Records from a collection of figures:
- - - - - - -

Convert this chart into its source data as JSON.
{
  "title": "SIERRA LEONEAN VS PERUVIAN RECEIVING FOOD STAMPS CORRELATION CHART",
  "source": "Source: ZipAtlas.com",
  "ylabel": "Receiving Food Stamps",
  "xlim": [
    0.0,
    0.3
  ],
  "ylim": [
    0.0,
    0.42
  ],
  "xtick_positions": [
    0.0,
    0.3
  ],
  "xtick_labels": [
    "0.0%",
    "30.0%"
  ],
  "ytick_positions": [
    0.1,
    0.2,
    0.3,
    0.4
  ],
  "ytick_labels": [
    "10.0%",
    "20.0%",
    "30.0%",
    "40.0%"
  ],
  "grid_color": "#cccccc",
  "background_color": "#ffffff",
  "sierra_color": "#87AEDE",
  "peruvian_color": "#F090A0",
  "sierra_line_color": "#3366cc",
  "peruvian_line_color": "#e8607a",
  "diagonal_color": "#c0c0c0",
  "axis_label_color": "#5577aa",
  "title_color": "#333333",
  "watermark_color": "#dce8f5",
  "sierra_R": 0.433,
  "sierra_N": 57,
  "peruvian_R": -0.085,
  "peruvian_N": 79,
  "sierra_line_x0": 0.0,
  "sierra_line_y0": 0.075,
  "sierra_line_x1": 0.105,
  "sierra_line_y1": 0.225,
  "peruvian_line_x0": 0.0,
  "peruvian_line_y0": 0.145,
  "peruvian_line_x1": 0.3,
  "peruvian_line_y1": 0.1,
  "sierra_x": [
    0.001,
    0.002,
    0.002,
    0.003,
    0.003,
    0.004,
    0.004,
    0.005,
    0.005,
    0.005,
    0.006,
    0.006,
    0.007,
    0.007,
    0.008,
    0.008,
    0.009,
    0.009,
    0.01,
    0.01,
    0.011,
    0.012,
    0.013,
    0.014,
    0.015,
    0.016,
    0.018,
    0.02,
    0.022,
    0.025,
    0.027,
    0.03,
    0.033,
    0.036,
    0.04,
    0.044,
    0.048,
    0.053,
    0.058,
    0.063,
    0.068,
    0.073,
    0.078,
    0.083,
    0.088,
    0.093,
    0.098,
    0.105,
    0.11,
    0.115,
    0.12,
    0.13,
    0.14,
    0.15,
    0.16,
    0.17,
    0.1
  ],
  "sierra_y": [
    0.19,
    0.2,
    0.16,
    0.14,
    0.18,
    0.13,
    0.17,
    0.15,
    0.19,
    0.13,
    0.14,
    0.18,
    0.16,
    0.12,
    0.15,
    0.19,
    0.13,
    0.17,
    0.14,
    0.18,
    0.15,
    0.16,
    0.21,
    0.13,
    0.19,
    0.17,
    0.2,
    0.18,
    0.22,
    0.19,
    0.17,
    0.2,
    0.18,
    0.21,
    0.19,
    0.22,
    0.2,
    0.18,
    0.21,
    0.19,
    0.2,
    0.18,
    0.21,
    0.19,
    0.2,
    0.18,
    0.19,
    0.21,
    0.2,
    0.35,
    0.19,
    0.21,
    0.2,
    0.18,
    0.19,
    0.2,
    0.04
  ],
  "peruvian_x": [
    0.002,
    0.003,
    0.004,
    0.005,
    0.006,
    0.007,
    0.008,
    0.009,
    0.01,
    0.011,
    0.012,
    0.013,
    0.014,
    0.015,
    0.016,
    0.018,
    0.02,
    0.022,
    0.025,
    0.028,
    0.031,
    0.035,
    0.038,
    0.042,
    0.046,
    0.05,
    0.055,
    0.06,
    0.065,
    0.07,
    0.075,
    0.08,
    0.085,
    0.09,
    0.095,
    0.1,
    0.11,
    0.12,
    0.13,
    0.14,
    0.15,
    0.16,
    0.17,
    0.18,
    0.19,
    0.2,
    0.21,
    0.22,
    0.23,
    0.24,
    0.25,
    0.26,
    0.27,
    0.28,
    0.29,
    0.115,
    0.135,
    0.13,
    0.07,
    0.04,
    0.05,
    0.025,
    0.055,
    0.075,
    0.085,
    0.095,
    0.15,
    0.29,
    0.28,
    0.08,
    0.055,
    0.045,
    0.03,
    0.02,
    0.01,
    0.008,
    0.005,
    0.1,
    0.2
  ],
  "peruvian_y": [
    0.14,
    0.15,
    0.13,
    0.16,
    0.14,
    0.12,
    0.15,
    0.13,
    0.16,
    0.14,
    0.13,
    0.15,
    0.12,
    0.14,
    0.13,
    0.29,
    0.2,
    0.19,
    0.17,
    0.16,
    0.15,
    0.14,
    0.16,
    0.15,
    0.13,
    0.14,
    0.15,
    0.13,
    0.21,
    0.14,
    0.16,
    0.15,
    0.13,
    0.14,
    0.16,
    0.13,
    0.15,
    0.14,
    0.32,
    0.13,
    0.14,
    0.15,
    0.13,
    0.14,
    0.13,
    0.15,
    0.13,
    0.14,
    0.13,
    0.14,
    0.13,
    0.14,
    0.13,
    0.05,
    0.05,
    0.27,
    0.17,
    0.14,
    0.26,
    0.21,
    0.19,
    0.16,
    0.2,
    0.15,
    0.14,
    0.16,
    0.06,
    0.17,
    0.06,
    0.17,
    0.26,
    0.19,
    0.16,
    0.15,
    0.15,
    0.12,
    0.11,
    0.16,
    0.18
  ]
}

- - - - - - -

#### TASK TO CARRY OUT:
Can you restate every record above word for word?

#### COMPLETED EXERCISE:
Convert this chart into its source data as JSON.
{
  "title": "SIERRA LEONEAN VS PERUVIAN RECEIVING FOOD STAMPS CORRELATION CHART",
  "source": "Source: ZipAtlas.com",
  "ylabel": "Receiving Food Stamps",
  "xlim": [
    0.0,
    0.3
  ],
  "ylim": [
    0.0,
    0.42
  ],
  "xtick_positions": [
    0.0,
    0.3
  ],
  "xtick_labels": [
    "0.0%",
    "30.0%"
  ],
  "ytick_positions": [
    0.1,
    0.2,
    0.3,
    0.4
  ],
  "ytick_labels": [
    "10.0%",
    "20.0%",
    "30.0%",
    "40.0%"
  ],
  "grid_color": "#cccccc",
  "background_color": "#ffffff",
  "sierra_color": "#87AEDE",
  "peruvian_color": "#F090A0",
  "sierra_line_color": "#3366cc",
  "peruvian_line_color": "#e8607a",
  "diagonal_color": "#c0c0c0",
  "axis_label_color": "#5577aa",
  "title_color": "#333333",
  "watermark_color": "#dce8f5",
  "sierra_R": 0.433,
  "sierra_N": 57,
  "peruvian_R": -0.085,
  "peruvian_N": 79,
  "sierra_line_x0": 0.0,
  "sierra_line_y0": 0.075,
  "sierra_line_x1": 0.105,
  "sierra_line_y1": 0.225,
  "peruvian_line_x0": 0.0,
  "peruvian_line_y0": 0.145,
  "peruvian_line_x1": 0.3,
  "peruvian_line_y1": 0.1,
  "sierra_x": [
    0.001,
    0.002,
    0.002,
    0.003,
    0.003,
    0.004,
    0.004,
    0.005,
    0.005,
    0.005,
    0.006,
    0.006,
    0.007,
    0.007,
    0.008,
    0.008,
    0.009,
    0.009,
    0.01,
    0.01,
    0.011,
    0.012,
    0.013,
    0.014,
    0.015,
    0.016,
    0.018,
    0.02,
    0.022,
    0.025,
    0.027,
    0.03,
    0.033,
    0.036,
    0.04,
    0.044,
    0.048,
    0.053,
    0.058,
    0.063,
    0.068,
    0.073,
    0.078,
    0.083,
    0.088,
    0.093,
    0.098,
    0.105,
    0.11,
    0.115,
    0.12,
    0.13,
    0.14,
    0.15,
    0.16,
    0.17,
    0.1
  ],
  "sierra_y": [
    0.19,
    0.2,
    0.16,
    0.14,
    0.18,
    0.13,
    0.17,
    0.15,
    0.19,
    0.13,
    0.14,
    0.18,
    0.16,
    0.12,
    0.15,
    0.19,
    0.13,
    0.17,
    0.14,
    0.18,
    0.15,
    0.16,
    0.21,
    0.13,
    0.19,
    0.17,
    0.2,
    0.18,
    0.22,
    0.19,
    0.17,
    0.2,
    0.18,
    0.21,
    0.19,
    0.22,
    0.2,
    0.18,
    0.21,
    0.19,
    0.2,
    0.18,
    0.21,
    0.19,
    0.2,
    0.18,
    0.19,
    0.21,
    0.2,
    0.35,
    0.19,
    0.21,
    0.2,
    0.18,
    0.19,
    0.2,
    0.04
  ],
  "peruvian_x": [
    0.002,
    0.003,
    0.004,
    0.005,
    0.006,
    0.007,
    0.008,
    0.009,
    0.01,
    0.011,
    0.012,
    0.013,
    0.014,
    0.015,
    0.016,
    0.018,
    0.02,
    0.022,
    0.025,
    0.028,
    0.031,
    0.035,
    0.038,
    0.042,
    0.046,
    0.05,
    0.055,
    0.06,
    0.065,
    0.07,
    0.075,
    0.08,
    0.085,
    0.09,
    0.095,
    0.1,
    0.11,
    0.12,
    0.13,
    0.14,
    0.15,
    0.16,
    0.17,
    0.18,
    0.19,
    0.2,
    0.21,
    0.22,
    0.23,
    0.24,
    0.25,
    0.26,
    0.27,
    0.28,
    0.29,
    0.115,
    0.135,
    0.13,
    0.07,
    0.04,
    0.05,
    0.025,
    0.055,
    0.075,
    0.085,
    0.095,
    0.15,
    0.29,
    0.28,
    0.08,
    0.055,
    0.045,
    0.03,
    0.02,
    0.01,
    0.008,
    0.005,
    0.1,
    0.2
  ],
  "peruvian_y": [
    0.14,
    0.15,
    0.13,
    0.16,
    0.14,
    0.12,
    0.15,
    0.13,
    0.16,
    0.14,
    0.13,
    0.15,
    0.12,
    0.14,
    0.13,
    0.29,
    0.2,
    0.19,
    0.17,
    0.16,
    0.15,
    0.14,
    0.16,
    0.15,
    0.13,
    0.14,
    0.15,
    0.13,
    0.21,
    0.14,
    0.16,
    0.15,
    0.13,
    0.14,
    0.16,
    0.13,
    0.15,
    0.14,
    0.32,
    0.13,
    0.14,
    0.15,
    0.13,
    0.14,
    0.13,
    0.15,
    0.13,
    0.14,
    0.13,
    0.14,
    0.13,
    0.14,
    0.13,
    0.05,
    0.05,
    0.27,
    0.17,
    0.14,
    0.26,
    0.21,
    0.19,
    0.16,
    0.2,
    0.15,
    0.14,
    0.16,
    0.06,
    0.17,
    0.06,
    0.17,
    0.26,
    0.19,
    0.16,
    0.15,
    0.15,
    0.12,
    0.11,
    0.16,
    0.18
  ]
}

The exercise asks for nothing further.